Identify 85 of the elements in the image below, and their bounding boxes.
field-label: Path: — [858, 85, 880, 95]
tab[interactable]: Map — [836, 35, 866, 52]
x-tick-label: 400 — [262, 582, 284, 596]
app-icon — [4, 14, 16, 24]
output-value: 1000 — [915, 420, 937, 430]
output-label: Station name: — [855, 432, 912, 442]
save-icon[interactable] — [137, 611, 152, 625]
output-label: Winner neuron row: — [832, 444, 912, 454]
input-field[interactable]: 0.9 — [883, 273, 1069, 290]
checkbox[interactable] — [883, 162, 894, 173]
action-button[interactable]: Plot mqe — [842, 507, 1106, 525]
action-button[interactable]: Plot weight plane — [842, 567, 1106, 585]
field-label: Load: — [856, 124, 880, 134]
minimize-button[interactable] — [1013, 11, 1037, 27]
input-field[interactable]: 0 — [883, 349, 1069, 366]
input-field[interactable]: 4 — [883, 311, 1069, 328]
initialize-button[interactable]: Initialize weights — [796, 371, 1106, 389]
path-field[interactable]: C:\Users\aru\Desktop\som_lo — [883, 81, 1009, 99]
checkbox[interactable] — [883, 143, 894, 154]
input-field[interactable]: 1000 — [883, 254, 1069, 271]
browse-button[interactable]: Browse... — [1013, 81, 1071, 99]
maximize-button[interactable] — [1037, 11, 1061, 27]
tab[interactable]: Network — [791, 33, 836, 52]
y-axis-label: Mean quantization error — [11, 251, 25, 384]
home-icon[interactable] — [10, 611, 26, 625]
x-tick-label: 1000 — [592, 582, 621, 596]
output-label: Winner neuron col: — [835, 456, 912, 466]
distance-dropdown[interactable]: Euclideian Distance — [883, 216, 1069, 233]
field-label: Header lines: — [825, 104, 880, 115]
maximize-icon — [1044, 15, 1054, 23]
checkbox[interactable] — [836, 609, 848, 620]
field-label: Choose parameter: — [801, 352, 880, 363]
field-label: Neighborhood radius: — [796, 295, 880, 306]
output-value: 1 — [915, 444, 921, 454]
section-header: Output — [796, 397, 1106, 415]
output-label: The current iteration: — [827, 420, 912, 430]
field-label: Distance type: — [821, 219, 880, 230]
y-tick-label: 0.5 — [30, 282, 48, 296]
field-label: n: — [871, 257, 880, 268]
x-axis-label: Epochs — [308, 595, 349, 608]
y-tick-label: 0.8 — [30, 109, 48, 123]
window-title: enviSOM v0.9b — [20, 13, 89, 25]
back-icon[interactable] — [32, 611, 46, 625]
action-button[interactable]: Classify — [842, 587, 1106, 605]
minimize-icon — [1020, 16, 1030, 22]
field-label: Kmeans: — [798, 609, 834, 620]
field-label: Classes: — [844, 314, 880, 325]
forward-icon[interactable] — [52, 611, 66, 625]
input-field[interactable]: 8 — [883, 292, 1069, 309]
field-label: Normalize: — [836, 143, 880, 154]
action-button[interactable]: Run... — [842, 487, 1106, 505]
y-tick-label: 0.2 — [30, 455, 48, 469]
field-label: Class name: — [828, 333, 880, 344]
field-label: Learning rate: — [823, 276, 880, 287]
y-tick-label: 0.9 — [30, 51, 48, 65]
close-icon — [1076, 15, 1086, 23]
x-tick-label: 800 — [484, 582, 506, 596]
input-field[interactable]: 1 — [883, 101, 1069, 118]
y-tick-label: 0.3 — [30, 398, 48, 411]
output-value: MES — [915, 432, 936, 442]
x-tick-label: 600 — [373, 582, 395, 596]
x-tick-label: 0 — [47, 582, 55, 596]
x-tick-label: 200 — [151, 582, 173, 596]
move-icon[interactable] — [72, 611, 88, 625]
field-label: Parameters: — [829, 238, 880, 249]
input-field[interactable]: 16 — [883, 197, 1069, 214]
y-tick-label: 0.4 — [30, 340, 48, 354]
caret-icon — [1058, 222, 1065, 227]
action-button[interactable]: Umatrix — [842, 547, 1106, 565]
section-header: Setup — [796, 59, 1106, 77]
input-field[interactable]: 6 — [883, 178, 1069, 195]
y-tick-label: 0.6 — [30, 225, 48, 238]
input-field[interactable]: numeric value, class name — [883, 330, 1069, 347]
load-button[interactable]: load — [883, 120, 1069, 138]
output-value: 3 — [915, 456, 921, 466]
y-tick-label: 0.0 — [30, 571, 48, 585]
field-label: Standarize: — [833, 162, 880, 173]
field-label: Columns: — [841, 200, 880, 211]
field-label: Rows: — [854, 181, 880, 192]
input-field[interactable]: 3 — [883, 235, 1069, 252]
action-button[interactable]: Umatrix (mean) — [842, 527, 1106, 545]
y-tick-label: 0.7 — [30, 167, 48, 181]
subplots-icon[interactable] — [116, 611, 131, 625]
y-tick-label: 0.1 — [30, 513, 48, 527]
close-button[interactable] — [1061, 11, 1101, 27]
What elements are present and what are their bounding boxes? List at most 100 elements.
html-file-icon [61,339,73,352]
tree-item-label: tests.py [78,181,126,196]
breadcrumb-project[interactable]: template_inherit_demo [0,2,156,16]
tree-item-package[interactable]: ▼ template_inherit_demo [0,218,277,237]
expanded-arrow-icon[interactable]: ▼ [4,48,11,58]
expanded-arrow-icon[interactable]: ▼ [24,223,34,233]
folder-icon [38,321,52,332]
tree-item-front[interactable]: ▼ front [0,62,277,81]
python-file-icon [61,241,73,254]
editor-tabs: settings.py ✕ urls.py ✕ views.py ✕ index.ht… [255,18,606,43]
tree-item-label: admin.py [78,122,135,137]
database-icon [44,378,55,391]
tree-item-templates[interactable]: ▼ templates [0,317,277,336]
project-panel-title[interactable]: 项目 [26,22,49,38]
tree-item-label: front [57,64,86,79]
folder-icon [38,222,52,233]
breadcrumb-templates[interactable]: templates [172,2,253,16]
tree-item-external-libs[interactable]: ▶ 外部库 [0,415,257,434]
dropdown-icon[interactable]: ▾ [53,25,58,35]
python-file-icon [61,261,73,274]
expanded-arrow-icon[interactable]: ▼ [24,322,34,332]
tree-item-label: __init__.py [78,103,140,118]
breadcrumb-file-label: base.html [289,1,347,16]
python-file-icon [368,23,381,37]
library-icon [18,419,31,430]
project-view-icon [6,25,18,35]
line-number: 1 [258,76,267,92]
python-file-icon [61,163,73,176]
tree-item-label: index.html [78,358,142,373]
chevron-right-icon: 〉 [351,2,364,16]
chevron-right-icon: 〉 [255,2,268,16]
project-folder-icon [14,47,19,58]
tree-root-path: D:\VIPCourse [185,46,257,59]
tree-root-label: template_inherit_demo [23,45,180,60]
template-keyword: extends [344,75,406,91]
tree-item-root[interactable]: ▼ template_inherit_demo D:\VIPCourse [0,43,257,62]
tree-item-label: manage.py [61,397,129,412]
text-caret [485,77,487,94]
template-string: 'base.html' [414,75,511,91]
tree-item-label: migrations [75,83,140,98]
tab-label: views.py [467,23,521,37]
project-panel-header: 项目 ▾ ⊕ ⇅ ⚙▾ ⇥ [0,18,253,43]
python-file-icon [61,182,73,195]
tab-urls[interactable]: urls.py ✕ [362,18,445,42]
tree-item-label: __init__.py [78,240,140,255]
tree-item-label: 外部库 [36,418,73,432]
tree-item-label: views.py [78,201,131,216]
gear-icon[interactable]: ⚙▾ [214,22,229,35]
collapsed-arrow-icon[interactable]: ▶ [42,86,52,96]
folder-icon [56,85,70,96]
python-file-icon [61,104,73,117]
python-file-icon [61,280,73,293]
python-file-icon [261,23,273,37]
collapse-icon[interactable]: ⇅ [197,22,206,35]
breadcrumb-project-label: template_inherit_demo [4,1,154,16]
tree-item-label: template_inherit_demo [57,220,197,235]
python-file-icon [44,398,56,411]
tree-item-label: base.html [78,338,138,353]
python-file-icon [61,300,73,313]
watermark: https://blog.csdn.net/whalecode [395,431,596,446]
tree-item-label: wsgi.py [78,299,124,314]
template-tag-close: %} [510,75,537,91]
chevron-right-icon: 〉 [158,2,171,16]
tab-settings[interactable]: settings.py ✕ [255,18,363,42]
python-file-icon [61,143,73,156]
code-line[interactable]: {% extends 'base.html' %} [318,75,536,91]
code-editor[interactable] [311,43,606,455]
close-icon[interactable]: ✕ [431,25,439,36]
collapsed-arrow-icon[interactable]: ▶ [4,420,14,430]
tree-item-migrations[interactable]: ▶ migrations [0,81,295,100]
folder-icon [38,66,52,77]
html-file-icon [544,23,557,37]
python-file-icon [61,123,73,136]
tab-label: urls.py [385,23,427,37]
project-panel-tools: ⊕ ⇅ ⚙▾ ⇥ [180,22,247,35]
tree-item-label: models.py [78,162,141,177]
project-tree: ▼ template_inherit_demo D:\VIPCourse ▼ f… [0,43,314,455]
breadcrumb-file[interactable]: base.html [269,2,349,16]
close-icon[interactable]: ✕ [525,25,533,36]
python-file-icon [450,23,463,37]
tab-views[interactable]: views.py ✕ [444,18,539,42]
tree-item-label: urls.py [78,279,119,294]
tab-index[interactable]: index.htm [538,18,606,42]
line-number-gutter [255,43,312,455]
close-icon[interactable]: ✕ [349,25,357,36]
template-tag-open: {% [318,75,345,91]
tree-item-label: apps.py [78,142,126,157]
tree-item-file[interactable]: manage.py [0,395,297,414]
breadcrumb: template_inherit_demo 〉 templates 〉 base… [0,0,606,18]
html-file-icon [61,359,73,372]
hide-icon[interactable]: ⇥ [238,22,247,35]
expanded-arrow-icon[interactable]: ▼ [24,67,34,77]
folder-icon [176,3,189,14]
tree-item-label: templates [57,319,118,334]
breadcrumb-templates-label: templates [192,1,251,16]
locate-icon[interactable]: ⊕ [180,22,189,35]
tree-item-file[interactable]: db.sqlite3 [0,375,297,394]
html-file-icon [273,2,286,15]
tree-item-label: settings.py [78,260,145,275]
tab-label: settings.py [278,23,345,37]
++++++
→ **Task details**:
Rewrite the rows from the start through the line with "save-icon[interactable] — [137, 611, 152, 625]", swapping "Station name" for "Station label" and keeping everything else the same.

→ **Full response**:
Identify 85 of the elements in the image below, and their bounding boxes.
field-label: Path: — [858, 85, 880, 95]
tab[interactable]: Map — [836, 35, 866, 52]
x-tick-label: 400 — [262, 582, 284, 596]
app-icon — [4, 14, 16, 24]
output-value: 1000 — [915, 420, 937, 430]
output-label: Station label: — [855, 432, 912, 442]
save-icon[interactable] — [137, 611, 152, 625]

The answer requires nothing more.